----- TASK INPUT -----
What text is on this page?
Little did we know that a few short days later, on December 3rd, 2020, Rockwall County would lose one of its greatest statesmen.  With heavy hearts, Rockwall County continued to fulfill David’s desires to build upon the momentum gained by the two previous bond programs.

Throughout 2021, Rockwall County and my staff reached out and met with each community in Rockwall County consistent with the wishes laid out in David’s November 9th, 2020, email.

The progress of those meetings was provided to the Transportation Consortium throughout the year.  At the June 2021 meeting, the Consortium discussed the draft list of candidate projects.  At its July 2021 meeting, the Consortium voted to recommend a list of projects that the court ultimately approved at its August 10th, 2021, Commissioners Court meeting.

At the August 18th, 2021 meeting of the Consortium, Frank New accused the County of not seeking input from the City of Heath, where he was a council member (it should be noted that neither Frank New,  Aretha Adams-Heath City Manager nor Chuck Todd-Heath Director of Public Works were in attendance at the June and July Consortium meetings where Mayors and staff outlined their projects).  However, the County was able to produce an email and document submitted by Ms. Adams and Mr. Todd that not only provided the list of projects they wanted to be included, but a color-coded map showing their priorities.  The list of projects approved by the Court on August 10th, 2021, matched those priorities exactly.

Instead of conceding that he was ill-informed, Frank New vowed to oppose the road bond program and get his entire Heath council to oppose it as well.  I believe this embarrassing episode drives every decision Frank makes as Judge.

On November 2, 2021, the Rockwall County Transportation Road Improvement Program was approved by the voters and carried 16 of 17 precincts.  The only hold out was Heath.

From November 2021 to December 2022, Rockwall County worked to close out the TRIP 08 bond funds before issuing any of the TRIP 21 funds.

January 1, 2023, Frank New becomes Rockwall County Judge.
-----
**TASK DIRECTIONS:**
Copy out all lines that carry the word "Heath".

**SOLUTION TO THIS EXERCISE:**
At the August 18th, 2021 meeting of the Consortium, Frank New accused the County of not seeking input from the City of Heath, where he was a council member (it should be noted that neither Frank New,  Aretha Adams-Heath City Manager nor Chuck Todd-Heath Director of Public Works were in attendance at the June and July Consortium meetings where Mayors and staff outlined their projects).  However, the County was able to produce an email and document submitted by Ms. Adams and Mr. Todd that not only provided the list of projects they wanted to be included, but a color-coded map showing their priorities.  The list of projects approved by the Court on August 10th, 2021, matched those priorities exactly.
Instead of conceding that he was ill-informed, Frank New vowed to oppose the road bond program and get his entire Heath council to oppose it as well.  I believe this embarrassing episode drives every decision Frank makes as Judge.
On November 2, 2021, the Rockwall County Transportation Road Improvement Program was approved by the voters and carried 16 of 17 precincts.  The only hold out was Heath.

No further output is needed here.